------ Supplied data ------

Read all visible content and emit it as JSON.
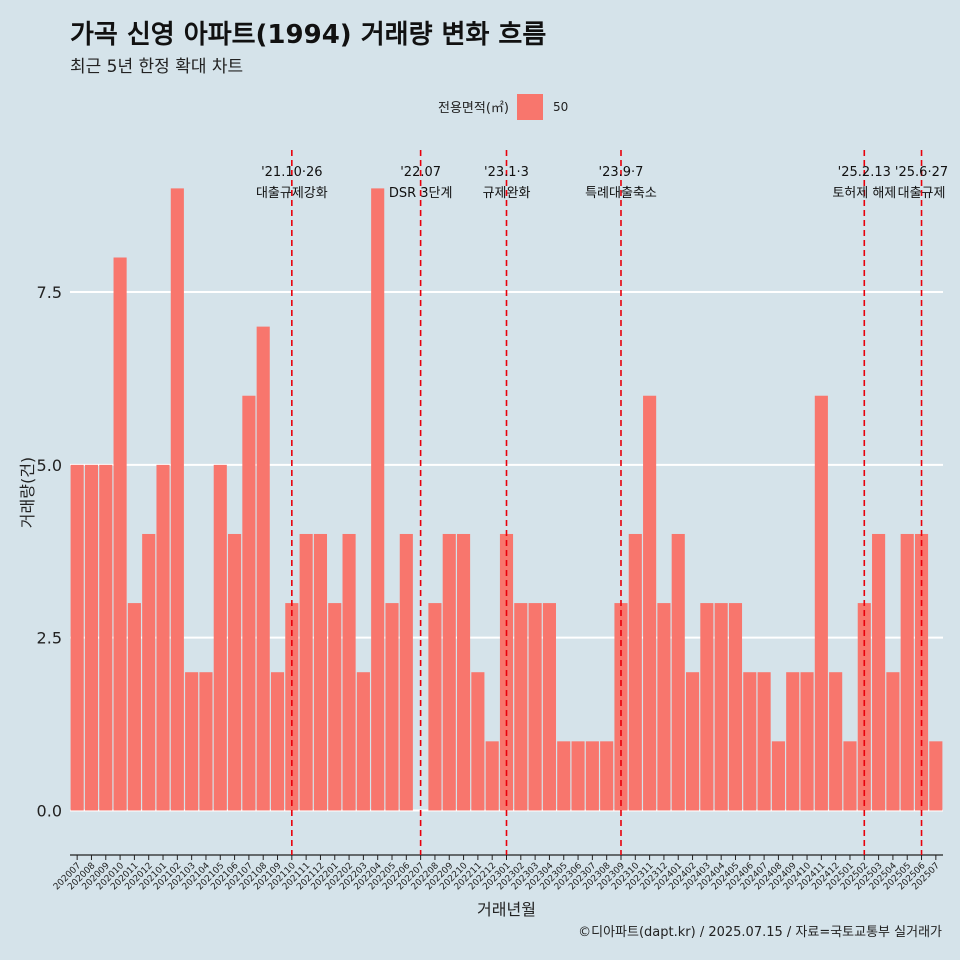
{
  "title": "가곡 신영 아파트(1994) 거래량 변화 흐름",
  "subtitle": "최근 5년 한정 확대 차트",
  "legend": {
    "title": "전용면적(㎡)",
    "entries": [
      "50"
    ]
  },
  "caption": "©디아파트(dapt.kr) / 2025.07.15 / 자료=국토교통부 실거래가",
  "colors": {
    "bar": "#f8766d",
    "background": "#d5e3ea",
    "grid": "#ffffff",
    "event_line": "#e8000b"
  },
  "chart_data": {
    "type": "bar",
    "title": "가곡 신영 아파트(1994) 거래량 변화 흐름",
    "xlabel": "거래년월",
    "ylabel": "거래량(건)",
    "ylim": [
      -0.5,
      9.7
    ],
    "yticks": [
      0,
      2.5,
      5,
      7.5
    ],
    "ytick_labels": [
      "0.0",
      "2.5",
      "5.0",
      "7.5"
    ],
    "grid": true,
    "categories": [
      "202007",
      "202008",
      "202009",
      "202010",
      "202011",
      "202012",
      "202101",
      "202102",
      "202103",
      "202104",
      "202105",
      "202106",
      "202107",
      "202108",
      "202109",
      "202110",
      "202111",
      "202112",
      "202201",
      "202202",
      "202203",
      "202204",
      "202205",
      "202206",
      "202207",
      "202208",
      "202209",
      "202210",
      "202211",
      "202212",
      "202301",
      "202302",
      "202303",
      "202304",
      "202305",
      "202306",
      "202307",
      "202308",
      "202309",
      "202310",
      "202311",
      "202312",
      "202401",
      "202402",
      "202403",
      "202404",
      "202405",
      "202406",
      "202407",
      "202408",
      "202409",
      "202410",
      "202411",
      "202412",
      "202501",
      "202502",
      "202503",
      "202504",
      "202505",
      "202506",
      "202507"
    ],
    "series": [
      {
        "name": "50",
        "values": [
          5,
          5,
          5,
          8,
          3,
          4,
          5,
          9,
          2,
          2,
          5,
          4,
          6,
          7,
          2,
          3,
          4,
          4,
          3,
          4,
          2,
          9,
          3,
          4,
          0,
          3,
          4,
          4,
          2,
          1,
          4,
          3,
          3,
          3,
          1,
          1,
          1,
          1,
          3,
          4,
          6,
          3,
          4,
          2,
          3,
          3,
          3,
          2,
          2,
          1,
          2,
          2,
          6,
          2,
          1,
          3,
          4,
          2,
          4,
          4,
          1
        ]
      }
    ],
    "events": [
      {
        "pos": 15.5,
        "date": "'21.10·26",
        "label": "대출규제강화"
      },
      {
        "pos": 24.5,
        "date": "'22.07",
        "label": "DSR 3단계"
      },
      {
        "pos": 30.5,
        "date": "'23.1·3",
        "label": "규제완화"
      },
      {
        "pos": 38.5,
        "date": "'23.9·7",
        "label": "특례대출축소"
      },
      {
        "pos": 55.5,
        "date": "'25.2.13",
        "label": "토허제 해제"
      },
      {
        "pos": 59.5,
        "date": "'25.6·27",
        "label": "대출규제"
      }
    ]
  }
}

------
------ Supplied data ------

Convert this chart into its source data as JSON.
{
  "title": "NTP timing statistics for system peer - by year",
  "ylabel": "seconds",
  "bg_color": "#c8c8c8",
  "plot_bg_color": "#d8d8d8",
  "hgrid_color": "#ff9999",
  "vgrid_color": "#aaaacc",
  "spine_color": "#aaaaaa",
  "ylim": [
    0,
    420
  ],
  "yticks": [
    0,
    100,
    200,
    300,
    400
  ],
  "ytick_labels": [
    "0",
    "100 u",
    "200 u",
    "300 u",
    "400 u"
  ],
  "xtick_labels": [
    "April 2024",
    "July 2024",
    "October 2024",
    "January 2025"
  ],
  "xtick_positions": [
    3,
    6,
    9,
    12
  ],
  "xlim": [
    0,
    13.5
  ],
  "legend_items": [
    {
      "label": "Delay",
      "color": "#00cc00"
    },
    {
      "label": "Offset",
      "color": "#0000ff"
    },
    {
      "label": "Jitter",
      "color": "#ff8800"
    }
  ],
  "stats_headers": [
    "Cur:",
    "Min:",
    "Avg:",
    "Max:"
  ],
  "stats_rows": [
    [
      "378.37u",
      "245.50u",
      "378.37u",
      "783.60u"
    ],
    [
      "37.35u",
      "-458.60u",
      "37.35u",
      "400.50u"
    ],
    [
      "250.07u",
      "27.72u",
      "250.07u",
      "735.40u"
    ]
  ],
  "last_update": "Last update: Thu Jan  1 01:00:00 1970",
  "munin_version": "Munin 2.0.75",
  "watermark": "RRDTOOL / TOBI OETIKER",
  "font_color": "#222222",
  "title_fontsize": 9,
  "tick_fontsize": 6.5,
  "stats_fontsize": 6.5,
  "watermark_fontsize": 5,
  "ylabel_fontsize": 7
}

------

** Directions **
Pick every line with "JSON" in it and copy it.

** Full answer **
Read all visible content and emit it as JSON.
Convert this chart into its source data as JSON.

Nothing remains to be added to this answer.